Pull out each line of the data that includes the word "values".

-- start of Source records --

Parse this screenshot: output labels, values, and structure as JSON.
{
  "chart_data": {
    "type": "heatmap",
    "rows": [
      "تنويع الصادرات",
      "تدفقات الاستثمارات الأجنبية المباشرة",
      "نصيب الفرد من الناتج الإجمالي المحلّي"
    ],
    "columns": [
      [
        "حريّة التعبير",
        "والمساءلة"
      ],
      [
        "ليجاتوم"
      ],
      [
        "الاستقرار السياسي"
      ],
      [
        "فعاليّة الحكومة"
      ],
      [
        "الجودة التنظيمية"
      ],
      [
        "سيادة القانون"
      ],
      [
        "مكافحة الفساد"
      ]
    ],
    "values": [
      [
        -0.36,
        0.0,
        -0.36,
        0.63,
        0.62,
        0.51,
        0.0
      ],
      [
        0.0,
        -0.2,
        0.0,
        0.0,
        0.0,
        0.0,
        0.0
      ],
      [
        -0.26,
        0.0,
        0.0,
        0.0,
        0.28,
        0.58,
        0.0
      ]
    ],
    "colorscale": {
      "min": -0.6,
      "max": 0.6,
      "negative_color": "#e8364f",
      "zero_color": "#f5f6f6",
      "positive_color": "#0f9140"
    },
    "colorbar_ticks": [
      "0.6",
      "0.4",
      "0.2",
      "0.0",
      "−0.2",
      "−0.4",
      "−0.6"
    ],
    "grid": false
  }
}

-- end of Source records --

■ **Exercise answer**
Parse this screenshot: output labels, values, and structure as JSON.
    "values": [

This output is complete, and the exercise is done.